Other works from literature employed support regression vector (SVR) models for cyclone optimization. Zhao [33] developed a SVR model to predict the cyclone pressure drop coefficient (PDC) on the base of cyclone dimensions. The model demonstrated to give better forecasts of the cyclone pressure drop in comparison to semi-empirical and statistical models. Deng et al. [34] proposed a hybrid CFD-support vector machine (SVM) model for the optimization of the guide vanes of an axial cyclone separator. The hybrid approach demonstrated higher accuracy and lower computational cost than the original CFD model in predicting the effects of guide vanes’ geometry on cyclone performance. Zhang et al. [35] modelled the collection efficiency of a cyclone separator through an SVR-based algorithm. The developed model showed better predictive capability of the overall collection efficiency of the experimental cyclone in comparison with semi-empirical models.

From this literature overview, it appears that models based on statistical methods are better than semi-empirical models in predicting the cyclone collection efficiency, but still not very accurate. As far as ML-based models are concerned, they promise to be more accurate than the others, even though the available ones have focused only on the prediction of the cut-off diameter or the overall collection efficiency. The novelty of this work is to present for the first time two ML-based models, a BPNN model and a SVR model, for the prediction of cyclone efficiency curve in the entire range of dimensions of the ingested particles. Their predictive capabilities are assessed against experimental measurements and finally compared with those of classical methods. The original contribute of this study is to present simple models that can be replicated and used as a tool to predict the cyclones collection efficiency. The paper includes the training, validation and testing dataset of the experimental cyclones collected from the literature, which can be used to recreate the BPNN and SVR models. Moreover, it includes all weights and biases required to replicate the present meta-model without repeating the BPNN training process (which can be found in the Supplementary Materials).

2. Materials and Methods

The first of the following subsections presents a brief description of a general BPNN based meta-model; the second describes the BPNN structure considered in this work; the third and fourth presents a general description of SVR models and the one developed in the present work, respectively; subsequent five and six present the training and the experimental datasets for the models validation; the seventh provide insights on the semi-empirical and statistical models selected for the comparison with the present models.

[Dataset records]
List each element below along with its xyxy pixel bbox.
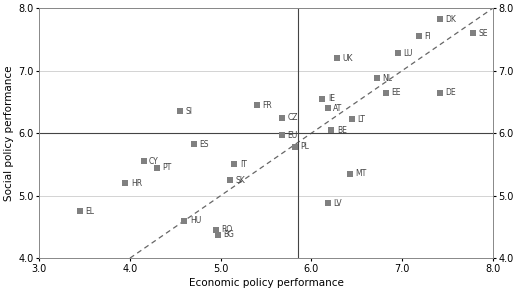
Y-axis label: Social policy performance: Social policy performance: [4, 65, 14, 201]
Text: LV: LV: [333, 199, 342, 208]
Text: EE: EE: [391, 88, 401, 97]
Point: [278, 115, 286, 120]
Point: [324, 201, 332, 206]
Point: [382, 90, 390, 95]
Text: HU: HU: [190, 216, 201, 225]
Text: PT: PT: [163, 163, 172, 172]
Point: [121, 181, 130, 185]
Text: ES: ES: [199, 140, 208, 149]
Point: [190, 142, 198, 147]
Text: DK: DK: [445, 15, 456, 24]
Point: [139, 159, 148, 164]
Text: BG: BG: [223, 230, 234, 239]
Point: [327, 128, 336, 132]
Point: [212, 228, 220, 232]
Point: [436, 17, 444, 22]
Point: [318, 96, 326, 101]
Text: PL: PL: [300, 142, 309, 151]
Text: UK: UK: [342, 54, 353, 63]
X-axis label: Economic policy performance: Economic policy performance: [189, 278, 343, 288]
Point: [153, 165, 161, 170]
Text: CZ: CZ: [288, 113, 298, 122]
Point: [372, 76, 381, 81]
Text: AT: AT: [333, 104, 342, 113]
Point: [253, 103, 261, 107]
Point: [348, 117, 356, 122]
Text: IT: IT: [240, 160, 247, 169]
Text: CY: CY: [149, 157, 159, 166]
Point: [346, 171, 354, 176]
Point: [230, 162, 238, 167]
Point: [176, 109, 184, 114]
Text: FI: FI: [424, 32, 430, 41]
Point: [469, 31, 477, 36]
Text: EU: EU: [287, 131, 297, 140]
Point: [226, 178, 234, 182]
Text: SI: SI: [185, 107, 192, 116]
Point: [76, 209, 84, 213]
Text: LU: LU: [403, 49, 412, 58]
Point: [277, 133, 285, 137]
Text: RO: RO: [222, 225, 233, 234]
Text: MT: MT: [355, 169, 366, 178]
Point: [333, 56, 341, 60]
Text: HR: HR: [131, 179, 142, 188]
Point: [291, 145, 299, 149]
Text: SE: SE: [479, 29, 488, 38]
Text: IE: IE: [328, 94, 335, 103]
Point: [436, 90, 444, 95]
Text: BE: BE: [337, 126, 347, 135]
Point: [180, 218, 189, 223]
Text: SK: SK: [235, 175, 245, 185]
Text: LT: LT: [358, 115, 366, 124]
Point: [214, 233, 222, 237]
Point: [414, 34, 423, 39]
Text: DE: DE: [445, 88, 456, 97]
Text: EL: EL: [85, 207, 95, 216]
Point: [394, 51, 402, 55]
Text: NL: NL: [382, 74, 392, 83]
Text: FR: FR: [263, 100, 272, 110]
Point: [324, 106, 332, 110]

# [Written tasks]
[1] List every cited work in the cyclone separator excerpt, giving each one's author name and reference number as shown in the text.
[2] From the cyclone separator excerpt, copy the stretch from "2. Materials and" through "the present models.".

# [Task results]
[1] Zhao [33]; Deng et al. [34]; Zhang et al. [35]

[2]
2. Materials and Methods

The first of the following subsections presents a brief description of a general BPNN based meta-model; the second describes the BPNN structure considered in this work; the third and fourth presents a general description of SVR models and the one developed in the present work, respectively; subsequent five and six present the training and the experimental datasets for the models validation; the seventh provide insights on the semi-empirical and statistical models selected for the comparison with the present models.